## START Records for this task

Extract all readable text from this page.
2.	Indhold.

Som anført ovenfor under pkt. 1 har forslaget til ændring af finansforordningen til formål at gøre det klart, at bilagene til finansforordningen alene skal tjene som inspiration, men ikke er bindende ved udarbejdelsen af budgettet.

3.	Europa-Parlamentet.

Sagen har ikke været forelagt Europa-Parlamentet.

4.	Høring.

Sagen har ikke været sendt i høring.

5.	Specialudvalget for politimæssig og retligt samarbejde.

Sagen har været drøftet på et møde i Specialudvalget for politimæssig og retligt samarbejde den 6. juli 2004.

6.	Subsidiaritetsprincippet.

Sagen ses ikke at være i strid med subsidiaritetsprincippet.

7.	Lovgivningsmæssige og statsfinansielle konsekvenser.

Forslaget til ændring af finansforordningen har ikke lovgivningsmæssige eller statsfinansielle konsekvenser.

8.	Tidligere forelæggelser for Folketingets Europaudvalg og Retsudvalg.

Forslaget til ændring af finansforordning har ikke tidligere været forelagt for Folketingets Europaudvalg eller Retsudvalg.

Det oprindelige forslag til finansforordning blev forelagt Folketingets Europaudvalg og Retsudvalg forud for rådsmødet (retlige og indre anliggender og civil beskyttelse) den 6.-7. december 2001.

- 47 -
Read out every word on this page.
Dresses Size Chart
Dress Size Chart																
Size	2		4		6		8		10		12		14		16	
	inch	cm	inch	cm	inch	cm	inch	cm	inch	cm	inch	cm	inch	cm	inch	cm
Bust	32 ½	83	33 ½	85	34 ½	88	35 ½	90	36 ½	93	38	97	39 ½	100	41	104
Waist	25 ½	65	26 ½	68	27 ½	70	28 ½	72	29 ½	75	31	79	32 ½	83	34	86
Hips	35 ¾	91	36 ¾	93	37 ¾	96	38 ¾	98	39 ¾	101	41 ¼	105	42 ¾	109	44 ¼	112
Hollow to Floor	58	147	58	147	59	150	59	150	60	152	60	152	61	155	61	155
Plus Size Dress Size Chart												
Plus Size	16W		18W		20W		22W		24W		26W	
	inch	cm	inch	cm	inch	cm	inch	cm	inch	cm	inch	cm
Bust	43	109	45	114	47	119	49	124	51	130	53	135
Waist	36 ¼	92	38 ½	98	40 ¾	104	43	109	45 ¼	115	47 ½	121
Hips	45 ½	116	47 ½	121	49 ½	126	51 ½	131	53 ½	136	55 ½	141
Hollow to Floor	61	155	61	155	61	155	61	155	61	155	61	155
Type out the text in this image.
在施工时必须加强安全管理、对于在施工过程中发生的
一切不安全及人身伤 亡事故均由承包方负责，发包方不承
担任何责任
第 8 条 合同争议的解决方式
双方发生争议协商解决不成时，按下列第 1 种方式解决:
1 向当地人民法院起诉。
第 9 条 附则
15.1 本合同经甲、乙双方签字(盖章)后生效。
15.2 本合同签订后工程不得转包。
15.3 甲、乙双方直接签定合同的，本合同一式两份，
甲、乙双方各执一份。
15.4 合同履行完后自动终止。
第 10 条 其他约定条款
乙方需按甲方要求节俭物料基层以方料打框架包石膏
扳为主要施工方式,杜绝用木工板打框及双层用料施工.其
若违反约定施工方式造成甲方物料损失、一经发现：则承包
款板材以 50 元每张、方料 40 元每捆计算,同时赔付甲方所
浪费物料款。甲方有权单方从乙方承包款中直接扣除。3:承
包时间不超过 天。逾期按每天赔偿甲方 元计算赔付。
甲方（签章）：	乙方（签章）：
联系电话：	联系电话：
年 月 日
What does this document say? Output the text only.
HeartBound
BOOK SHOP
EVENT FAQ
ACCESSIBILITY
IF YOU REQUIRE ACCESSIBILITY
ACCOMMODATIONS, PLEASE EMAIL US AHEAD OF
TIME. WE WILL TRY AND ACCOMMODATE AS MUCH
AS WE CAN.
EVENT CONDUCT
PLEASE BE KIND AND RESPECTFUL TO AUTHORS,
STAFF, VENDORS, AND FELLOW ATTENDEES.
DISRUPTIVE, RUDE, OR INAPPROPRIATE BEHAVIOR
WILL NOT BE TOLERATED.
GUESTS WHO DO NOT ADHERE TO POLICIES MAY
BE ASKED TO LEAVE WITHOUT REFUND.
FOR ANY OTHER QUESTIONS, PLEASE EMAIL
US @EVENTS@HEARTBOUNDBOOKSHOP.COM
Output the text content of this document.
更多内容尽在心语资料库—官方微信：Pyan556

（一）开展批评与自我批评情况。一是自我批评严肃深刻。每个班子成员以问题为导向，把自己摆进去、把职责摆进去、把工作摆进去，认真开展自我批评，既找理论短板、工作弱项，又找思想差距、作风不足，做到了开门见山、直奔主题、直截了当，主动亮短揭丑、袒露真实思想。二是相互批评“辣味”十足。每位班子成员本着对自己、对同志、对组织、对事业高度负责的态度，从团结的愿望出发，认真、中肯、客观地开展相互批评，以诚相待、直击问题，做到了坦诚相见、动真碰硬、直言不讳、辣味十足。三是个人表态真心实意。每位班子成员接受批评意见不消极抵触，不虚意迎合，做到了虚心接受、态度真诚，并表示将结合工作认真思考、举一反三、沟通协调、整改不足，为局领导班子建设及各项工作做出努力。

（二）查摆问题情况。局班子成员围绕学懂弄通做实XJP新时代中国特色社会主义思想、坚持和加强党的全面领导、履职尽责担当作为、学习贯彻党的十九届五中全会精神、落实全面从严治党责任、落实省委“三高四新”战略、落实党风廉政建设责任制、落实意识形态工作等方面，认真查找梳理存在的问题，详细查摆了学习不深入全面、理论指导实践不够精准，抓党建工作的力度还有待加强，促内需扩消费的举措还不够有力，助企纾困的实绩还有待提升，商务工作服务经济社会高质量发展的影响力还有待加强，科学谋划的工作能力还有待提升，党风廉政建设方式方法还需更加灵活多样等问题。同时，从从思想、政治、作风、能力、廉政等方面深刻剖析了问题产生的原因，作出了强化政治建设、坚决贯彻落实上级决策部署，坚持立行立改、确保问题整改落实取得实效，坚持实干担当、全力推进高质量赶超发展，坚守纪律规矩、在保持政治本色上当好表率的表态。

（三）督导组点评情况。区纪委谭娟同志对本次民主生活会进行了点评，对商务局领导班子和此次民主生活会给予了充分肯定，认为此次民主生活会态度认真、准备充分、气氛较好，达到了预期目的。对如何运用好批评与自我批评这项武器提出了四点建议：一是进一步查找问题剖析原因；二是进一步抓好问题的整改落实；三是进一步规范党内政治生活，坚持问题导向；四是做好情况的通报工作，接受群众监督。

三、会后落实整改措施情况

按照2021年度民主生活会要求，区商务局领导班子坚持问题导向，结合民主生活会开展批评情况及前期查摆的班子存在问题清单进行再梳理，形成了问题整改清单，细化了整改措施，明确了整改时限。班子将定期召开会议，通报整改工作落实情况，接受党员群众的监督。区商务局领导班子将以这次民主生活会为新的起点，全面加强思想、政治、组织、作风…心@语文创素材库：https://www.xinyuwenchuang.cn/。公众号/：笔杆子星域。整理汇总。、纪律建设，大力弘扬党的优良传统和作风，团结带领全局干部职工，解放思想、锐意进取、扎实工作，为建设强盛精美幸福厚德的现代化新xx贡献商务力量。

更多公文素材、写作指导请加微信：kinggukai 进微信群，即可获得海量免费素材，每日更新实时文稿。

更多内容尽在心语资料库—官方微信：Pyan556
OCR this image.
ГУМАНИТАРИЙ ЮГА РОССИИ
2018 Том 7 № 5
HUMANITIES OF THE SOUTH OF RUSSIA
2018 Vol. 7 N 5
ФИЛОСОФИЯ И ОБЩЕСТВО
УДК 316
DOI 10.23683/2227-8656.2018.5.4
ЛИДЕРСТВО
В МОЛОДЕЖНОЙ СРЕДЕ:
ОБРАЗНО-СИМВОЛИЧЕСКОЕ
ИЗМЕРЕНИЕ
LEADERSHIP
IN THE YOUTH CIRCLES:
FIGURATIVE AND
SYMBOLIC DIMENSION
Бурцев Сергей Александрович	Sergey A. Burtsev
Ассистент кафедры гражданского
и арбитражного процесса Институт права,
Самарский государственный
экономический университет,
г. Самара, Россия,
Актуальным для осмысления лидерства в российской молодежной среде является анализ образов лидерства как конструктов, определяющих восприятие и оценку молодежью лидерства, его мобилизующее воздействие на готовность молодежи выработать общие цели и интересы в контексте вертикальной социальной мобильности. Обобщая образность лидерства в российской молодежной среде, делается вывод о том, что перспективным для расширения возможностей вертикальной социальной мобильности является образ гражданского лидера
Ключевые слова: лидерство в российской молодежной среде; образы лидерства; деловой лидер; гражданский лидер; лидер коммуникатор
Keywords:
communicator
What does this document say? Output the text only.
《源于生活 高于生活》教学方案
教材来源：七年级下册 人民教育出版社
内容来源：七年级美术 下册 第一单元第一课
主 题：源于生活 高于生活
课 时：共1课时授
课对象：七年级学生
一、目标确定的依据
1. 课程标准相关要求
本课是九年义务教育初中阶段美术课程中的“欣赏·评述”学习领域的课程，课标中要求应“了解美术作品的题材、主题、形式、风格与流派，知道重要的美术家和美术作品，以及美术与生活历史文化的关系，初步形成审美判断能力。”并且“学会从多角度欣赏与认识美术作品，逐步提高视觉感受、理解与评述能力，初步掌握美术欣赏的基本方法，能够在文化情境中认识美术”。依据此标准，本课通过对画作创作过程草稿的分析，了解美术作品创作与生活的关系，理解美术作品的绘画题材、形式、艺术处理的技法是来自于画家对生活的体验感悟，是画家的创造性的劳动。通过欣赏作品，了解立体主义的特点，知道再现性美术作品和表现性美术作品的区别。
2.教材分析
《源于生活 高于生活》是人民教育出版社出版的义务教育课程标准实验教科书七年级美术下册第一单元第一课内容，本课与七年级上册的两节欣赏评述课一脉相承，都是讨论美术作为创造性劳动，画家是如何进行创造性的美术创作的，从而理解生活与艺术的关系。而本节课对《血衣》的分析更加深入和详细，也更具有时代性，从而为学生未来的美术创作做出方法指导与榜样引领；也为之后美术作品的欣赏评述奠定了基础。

## END Records for this task

### [Problem statement]
Work out how many lines of the listing above include the word "ACCESSIBILITY". Report only the number.

### [Task output]
2